** TASK BRIEF **
Copy every line of the data that contains the string "title".

* Begin *

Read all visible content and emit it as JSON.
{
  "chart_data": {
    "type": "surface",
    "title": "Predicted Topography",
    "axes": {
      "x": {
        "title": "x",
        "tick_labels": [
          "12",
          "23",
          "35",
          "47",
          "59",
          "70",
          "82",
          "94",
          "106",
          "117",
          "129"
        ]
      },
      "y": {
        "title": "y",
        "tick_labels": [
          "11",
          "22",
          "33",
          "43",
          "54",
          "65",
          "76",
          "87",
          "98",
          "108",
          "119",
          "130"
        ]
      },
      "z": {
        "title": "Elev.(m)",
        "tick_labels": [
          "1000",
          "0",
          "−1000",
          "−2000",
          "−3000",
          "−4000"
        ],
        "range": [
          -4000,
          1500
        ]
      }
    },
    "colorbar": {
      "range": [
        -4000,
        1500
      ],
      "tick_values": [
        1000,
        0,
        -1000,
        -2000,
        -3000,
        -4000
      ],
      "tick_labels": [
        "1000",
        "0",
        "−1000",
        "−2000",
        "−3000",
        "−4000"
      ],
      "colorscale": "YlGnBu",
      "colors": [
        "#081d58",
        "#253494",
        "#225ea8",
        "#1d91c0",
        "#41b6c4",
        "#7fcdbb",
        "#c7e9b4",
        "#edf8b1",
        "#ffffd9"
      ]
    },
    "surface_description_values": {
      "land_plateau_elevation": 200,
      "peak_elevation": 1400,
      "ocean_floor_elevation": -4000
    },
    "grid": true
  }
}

* End *

** RESULT FOR THIS EXERCISE **
    "title": "Predicted Topography",
        "title": "x",
        "title": "y",
        "title": "Elev.(m)",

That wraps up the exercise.